# [Directions for this task]
Every line of the records must be repeated exactly; pictures stay out.
[start]
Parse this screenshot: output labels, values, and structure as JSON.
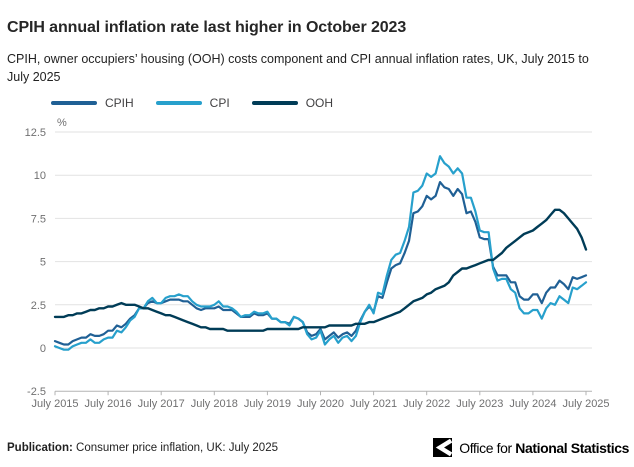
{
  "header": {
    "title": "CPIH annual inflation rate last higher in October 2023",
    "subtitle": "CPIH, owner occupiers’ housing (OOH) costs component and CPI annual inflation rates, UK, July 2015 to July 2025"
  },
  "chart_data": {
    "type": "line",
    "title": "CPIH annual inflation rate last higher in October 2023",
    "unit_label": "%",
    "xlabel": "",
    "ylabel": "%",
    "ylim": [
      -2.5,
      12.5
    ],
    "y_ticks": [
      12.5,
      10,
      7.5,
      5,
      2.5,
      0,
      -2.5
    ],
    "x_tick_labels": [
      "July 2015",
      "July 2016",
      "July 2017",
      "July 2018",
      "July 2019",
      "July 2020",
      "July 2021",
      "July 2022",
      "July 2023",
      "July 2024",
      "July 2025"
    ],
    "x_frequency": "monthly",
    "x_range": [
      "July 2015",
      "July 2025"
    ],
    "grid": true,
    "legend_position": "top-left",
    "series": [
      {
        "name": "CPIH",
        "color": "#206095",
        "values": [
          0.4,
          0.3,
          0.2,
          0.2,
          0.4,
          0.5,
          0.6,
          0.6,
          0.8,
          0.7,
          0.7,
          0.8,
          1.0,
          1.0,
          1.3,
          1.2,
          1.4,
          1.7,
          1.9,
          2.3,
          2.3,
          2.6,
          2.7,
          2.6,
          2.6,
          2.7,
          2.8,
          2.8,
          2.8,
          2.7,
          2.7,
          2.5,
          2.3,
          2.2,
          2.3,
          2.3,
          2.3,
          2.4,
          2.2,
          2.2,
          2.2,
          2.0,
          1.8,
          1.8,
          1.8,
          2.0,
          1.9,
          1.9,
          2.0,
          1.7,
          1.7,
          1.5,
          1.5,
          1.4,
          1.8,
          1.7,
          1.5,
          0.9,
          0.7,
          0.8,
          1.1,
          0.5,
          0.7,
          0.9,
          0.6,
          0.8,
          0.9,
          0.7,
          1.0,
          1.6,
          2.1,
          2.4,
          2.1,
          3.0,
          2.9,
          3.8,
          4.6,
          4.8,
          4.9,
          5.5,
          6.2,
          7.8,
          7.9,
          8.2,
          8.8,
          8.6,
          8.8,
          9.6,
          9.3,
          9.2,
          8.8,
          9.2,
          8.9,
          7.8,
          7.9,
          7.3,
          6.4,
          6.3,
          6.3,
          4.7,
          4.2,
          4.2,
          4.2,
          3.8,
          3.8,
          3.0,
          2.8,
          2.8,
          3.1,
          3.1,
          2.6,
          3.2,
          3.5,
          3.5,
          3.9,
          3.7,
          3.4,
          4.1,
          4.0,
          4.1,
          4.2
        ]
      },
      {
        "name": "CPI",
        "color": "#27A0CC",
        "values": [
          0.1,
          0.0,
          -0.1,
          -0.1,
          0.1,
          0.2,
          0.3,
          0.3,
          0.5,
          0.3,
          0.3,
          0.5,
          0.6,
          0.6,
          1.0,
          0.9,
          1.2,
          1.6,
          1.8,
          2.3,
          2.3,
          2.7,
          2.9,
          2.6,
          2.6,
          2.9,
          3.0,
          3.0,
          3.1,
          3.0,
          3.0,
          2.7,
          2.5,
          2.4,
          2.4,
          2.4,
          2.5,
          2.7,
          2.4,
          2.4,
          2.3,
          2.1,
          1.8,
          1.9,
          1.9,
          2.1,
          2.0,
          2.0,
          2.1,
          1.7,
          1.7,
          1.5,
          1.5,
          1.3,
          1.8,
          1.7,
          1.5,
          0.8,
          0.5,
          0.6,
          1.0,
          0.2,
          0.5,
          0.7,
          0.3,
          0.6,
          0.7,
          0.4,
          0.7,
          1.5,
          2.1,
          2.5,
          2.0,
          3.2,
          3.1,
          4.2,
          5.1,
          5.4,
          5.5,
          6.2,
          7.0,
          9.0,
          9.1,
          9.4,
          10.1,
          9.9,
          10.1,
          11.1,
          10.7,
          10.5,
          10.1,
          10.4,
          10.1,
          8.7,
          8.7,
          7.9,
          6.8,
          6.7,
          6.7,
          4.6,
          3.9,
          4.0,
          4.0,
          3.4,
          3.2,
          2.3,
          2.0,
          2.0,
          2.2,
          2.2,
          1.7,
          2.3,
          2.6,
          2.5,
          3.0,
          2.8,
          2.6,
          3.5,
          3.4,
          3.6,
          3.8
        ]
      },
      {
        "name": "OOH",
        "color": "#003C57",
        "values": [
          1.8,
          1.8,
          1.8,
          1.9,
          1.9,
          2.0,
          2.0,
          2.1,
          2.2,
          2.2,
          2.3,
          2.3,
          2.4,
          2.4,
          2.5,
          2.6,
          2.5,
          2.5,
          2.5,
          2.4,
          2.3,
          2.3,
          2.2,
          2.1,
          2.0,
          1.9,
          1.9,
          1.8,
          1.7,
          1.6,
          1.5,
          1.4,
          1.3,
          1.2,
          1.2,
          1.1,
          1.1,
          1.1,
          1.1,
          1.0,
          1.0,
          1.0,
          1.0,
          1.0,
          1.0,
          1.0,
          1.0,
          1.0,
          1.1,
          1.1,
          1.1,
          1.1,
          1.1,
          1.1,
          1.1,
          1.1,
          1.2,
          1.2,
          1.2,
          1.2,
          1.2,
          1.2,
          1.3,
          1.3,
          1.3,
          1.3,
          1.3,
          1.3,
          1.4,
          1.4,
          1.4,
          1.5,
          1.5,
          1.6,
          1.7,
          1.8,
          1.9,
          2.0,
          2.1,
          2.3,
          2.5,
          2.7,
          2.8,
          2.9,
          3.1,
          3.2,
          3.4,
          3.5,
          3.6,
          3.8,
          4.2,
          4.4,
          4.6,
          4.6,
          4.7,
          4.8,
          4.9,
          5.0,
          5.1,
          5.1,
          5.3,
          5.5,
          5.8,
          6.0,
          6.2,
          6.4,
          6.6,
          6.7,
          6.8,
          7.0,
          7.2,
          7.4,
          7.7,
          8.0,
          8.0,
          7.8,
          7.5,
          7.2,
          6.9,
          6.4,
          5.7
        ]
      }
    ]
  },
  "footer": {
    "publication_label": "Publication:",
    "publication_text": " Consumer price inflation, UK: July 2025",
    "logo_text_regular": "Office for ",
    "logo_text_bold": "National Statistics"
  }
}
[end]
# [Task solution]
Parse this screenshot: output labels, values, and structure as JSON.
{
  "header": {
    "title": "CPIH annual inflation rate last higher in October 2023",
    "subtitle": "CPIH, owner occupiers’ housing (OOH) costs component and CPI annual inflation rates, UK, July 2015 to July 2025"
  },
  "chart_data": {
    "type": "line",
    "title": "CPIH annual inflation rate last higher in October 2023",
    "unit_label": "%",
    "xlabel": "",
    "ylabel": "%",
    "ylim": [
      -2.5,
      12.5
    ],
    "y_ticks": [
      12.5,
      10,
      7.5,
      5,
      2.5,
      0,
      -2.5
    ],
    "x_tick_labels": [
      "July 2015",
      "July 2016",
      "July 2017",
      "July 2018",
      "July 2019",
      "July 2020",
      "July 2021",
      "July 2022",
      "July 2023",
      "July 2024",
      "July 2025"
    ],
    "x_frequency": "monthly",
    "x_range": [
      "July 2015",
      "July 2025"
    ],
    "grid": true,
    "legend_position": "top-left",
    "series": [
      {
        "name": "CPIH",
        "color": "#206095",
        "values": [
          0.4,
          0.3,
          0.2,
          0.2,
          0.4,
          0.5,
          0.6,
          0.6,
          0.8,
          0.7,
          0.7,
          0.8,
          1.0,
          1.0,
          1.3,
          1.2,
          1.4,
          1.7,
          1.9,
          2.3,
          2.3,
          2.6,
          2.7,
          2.6,
          2.6,
          2.7,
          2.8,
          2.8,
          2.8,
          2.7,
          2.7,
          2.5,
          2.3,
          2.2,
          2.3,
          2.3,
          2.3,
          2.4,
          2.2,
          2.2,
          2.2,
          2.0,
          1.8,
          1.8,
          1.8,
          2.0,
          1.9,
          1.9,
          2.0,
          1.7,
          1.7,
          1.5,
          1.5,
          1.4,
          1.8,
          1.7,
          1.5,
          0.9,
          0.7,
          0.8,
          1.1,
          0.5,
          0.7,
          0.9,
          0.6,
          0.8,
          0.9,
          0.7,
          1.0,
          1.6,
          2.1,
          2.4,
          2.1,
          3.0,
          2.9,
          3.8,
          4.6,
          4.8,
          4.9,
          5.5,
          6.2,
          7.8,
          7.9,
          8.2,
          8.8,
          8.6,
          8.8,
          9.6,
          9.3,
          9.2,
          8.8,
          9.2,
          8.9,
          7.8,
          7.9,
          7.3,
          6.4,
          6.3,
          6.3,
          4.7,
          4.2,
          4.2,
          4.2,
          3.8,
          3.8,
          3.0,
          2.8,
          2.8,
          3.1,
          3.1,
          2.6,
          3.2,
          3.5,
          3.5,
          3.9,
          3.7,
          3.4,
          4.1,
          4.0,
          4.1,
          4.2
        ]
      },
      {
        "name": "CPI",
        "color": "#27A0CC",
        "values": [
          0.1,
          0.0,
          -0.1,
          -0.1,
          0.1,
          0.2,
          0.3,
          0.3,
          0.5,
          0.3,
          0.3,
          0.5,
          0.6,
          0.6,
          1.0,
          0.9,
          1.2,
          1.6,
          1.8,
          2.3,
          2.3,
          2.7,
          2.9,
          2.6,
          2.6,
          2.9,
          3.0,
          3.0,
          3.1,
          3.0,
          3.0,
          2.7,
          2.5,
          2.4,
          2.4,
          2.4,
          2.5,
          2.7,
          2.4,
          2.4,
          2.3,
          2.1,
          1.8,
          1.9,
          1.9,
          2.1,
          2.0,
          2.0,
          2.1,
          1.7,
          1.7,
          1.5,
          1.5,
          1.3,
          1.8,
          1.7,
          1.5,
          0.8,
          0.5,
          0.6,
          1.0,
          0.2,
          0.5,
          0.7,
          0.3,
          0.6,
          0.7,
          0.4,
          0.7,
          1.5,
          2.1,
          2.5,
          2.0,
          3.2,
          3.1,
          4.2,
          5.1,
          5.4,
          5.5,
          6.2,
          7.0,
          9.0,
          9.1,
          9.4,
          10.1,
          9.9,
          10.1,
          11.1,
          10.7,
          10.5,
          10.1,
          10.4,
          10.1,
          8.7,
          8.7,
          7.9,
          6.8,
          6.7,
          6.7,
          4.6,
          3.9,
          4.0,
          4.0,
          3.4,
          3.2,
          2.3,
          2.0,
          2.0,
          2.2,
          2.2,
          1.7,
          2.3,
          2.6,
          2.5,
          3.0,
          2.8,
          2.6,
          3.5,
          3.4,
          3.6,
          3.8
        ]
      },
      {
        "name": "OOH",
        "color": "#003C57",
        "values": [
          1.8,
          1.8,
          1.8,
          1.9,
          1.9,
          2.0,
          2.0,
          2.1,
          2.2,
          2.2,
          2.3,
          2.3,
          2.4,
          2.4,
          2.5,
          2.6,
          2.5,
          2.5,
          2.5,
          2.4,
          2.3,
          2.3,
          2.2,
          2.1,
          2.0,
          1.9,
          1.9,
          1.8,
          1.7,
          1.6,
          1.5,
          1.4,
          1.3,
          1.2,
          1.2,
          1.1,
          1.1,
          1.1,
          1.1,
          1.0,
          1.0,
          1.0,
          1.0,
          1.0,
          1.0,
          1.0,
          1.0,
          1.0,
          1.1,
          1.1,
          1.1,
          1.1,
          1.1,
          1.1,
          1.1,
          1.1,
          1.2,
          1.2,
          1.2,
          1.2,
          1.2,
          1.2,
          1.3,
          1.3,
          1.3,
          1.3,
          1.3,
          1.3,
          1.4,
          1.4,
          1.4,
          1.5,
          1.5,
          1.6,
          1.7,
          1.8,
          1.9,
          2.0,
          2.1,
          2.3,
          2.5,
          2.7,
          2.8,
          2.9,
          3.1,
          3.2,
          3.4,
          3.5,
          3.6,
          3.8,
          4.2,
          4.4,
          4.6,
          4.6,
          4.7,
          4.8,
          4.9,
          5.0,
          5.1,
          5.1,
          5.3,
          5.5,
          5.8,
          6.0,
          6.2,
          6.4,
          6.6,
          6.7,
          6.8,
          7.0,
          7.2,
          7.4,
          7.7,
          8.0,
          8.0,
          7.8,
          7.5,
          7.2,
          6.9,
          6.4,
          5.7
        ]
      }
    ]
  },
  "footer": {
    "publication_label": "Publication:",
    "publication_text": " Consumer price inflation, UK: July 2025",
    "logo_text_regular": "Office for ",
    "logo_text_bold": "National Statistics"
  }
}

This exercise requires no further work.